Exercise instructions:
Quote the records below line for line, without changing a single character.

━━━━━━

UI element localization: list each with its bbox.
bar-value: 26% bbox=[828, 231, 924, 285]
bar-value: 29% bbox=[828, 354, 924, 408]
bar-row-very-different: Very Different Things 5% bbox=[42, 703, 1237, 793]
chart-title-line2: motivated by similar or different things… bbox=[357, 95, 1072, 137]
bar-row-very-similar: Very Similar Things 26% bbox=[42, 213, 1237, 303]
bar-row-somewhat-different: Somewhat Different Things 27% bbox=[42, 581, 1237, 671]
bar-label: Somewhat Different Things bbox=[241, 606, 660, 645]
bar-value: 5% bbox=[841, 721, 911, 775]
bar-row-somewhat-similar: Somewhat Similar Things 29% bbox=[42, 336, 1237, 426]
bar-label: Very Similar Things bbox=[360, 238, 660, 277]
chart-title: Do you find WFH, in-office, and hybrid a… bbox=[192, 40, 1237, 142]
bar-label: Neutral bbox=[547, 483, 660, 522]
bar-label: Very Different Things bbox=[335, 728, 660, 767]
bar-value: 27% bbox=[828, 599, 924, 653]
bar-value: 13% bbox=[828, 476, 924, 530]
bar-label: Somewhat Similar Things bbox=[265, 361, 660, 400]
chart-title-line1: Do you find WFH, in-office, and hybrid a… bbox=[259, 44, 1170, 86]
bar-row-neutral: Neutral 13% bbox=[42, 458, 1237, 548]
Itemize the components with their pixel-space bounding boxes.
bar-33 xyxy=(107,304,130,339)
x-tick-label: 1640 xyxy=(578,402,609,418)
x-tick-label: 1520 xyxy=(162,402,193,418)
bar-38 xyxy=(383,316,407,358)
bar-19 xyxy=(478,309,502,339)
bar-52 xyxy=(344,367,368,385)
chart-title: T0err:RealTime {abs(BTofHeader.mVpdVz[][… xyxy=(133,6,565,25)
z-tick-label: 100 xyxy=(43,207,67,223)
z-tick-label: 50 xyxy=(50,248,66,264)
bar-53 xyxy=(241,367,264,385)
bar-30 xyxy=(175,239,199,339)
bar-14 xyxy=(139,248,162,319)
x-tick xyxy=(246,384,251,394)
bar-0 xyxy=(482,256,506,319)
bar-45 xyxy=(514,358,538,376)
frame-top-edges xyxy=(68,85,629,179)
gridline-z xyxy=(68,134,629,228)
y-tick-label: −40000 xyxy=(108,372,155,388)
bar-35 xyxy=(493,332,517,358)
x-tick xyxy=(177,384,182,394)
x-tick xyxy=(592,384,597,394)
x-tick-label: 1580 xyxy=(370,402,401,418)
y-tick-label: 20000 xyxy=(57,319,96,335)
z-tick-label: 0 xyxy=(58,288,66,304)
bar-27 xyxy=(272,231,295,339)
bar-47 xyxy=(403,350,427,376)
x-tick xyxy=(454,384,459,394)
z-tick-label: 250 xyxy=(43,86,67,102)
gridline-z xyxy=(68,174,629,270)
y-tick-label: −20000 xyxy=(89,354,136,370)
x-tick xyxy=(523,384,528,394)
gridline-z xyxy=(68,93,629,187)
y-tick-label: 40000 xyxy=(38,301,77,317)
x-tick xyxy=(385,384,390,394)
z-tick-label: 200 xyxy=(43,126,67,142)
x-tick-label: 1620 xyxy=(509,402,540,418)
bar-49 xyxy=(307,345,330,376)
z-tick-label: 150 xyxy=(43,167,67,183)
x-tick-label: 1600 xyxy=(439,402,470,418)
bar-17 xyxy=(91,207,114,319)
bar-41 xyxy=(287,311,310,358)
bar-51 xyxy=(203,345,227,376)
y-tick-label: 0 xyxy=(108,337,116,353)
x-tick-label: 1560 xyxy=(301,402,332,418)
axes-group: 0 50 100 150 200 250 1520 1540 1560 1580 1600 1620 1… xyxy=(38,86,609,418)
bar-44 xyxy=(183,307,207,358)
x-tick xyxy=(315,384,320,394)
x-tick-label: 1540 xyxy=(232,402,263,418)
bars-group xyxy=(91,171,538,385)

━━━━━━

Solution below:
UI element localization: list each with its bbox.
bar-value: 26% bbox=[828, 231, 924, 285]
bar-value: 29% bbox=[828, 354, 924, 408]
bar-row-very-different: Very Different Things 5% bbox=[42, 703, 1237, 793]
chart-title-line2: motivated by similar or different things… bbox=[357, 95, 1072, 137]
bar-row-very-similar: Very Similar Things 26% bbox=[42, 213, 1237, 303]
bar-row-somewhat-different: Somewhat Different Things 27% bbox=[42, 581, 1237, 671]
bar-label: Somewhat Different Things bbox=[241, 606, 660, 645]
bar-value: 5% bbox=[841, 721, 911, 775]
bar-row-somewhat-similar: Somewhat Similar Things 29% bbox=[42, 336, 1237, 426]
bar-label: Very Similar Things bbox=[360, 238, 660, 277]
chart-title: Do you find WFH, in-office, and hybrid a… bbox=[192, 40, 1237, 142]
bar-label: Neutral bbox=[547, 483, 660, 522]
bar-label: Very Different Things bbox=[335, 728, 660, 767]
bar-value: 27% bbox=[828, 599, 924, 653]
bar-value: 13% bbox=[828, 476, 924, 530]
bar-label: Somewhat Similar Things bbox=[265, 361, 660, 400]
chart-title-line1: Do you find WFH, in-office, and hybrid a… bbox=[259, 44, 1170, 86]
bar-row-neutral: Neutral 13% bbox=[42, 458, 1237, 548]
Itemize the components with their pixel-space bounding boxes.
bar-33 xyxy=(107,304,130,339)
x-tick-label: 1640 xyxy=(578,402,609,418)
x-tick-label: 1520 xyxy=(162,402,193,418)
bar-38 xyxy=(383,316,407,358)
bar-19 xyxy=(478,309,502,339)
bar-52 xyxy=(344,367,368,385)
chart-title: T0err:RealTime {abs(BTofHeader.mVpdVz[][… xyxy=(133,6,565,25)
z-tick-label: 100 xyxy=(43,207,67,223)
z-tick-label: 50 xyxy=(50,248,66,264)
bar-53 xyxy=(241,367,264,385)
bar-30 xyxy=(175,239,199,339)
bar-14 xyxy=(139,248,162,319)
x-tick xyxy=(246,384,251,394)
bar-0 xyxy=(482,256,506,319)
bar-45 xyxy=(514,358,538,376)
frame-top-edges xyxy=(68,85,629,179)
gridline-z xyxy=(68,134,629,228)
y-tick-label: −40000 xyxy=(108,372,155,388)
bar-35 xyxy=(493,332,517,358)
x-tick xyxy=(177,384,182,394)
x-tick xyxy=(592,384,597,394)
x-tick-label: 1580 xyxy=(370,402,401,418)
y-tick-label: 20000 xyxy=(57,319,96,335)
z-tick-label: 0 xyxy=(58,288,66,304)
bar-27 xyxy=(272,231,295,339)
bar-47 xyxy=(403,350,427,376)
x-tick xyxy=(454,384,459,394)
z-tick-label: 250 xyxy=(43,86,67,102)
gridline-z xyxy=(68,174,629,270)
y-tick-label: −20000 xyxy=(89,354,136,370)
x-tick xyxy=(523,384,528,394)
gridline-z xyxy=(68,93,629,187)
y-tick-label: 40000 xyxy=(38,301,77,317)
x-tick xyxy=(385,384,390,394)
z-tick-label: 200 xyxy=(43,126,67,142)
x-tick-label: 1620 xyxy=(509,402,540,418)
bar-49 xyxy=(307,345,330,376)
z-tick-label: 150 xyxy=(43,167,67,183)
x-tick-label: 1600 xyxy=(439,402,470,418)
bar-17 xyxy=(91,207,114,319)
bar-41 xyxy=(287,311,310,358)
bar-51 xyxy=(203,345,227,376)
y-tick-label: 0 xyxy=(108,337,116,353)
x-tick-label: 1560 xyxy=(301,402,332,418)
axes-group: 0 50 100 150 200 250 1520 1540 1560 1580 1600 1620 1… xyxy=(38,86,609,418)
bar-44 xyxy=(183,307,207,358)
x-tick xyxy=(315,384,320,394)
x-tick-label: 1540 xyxy=(232,402,263,418)
bars-group xyxy=(91,171,538,385)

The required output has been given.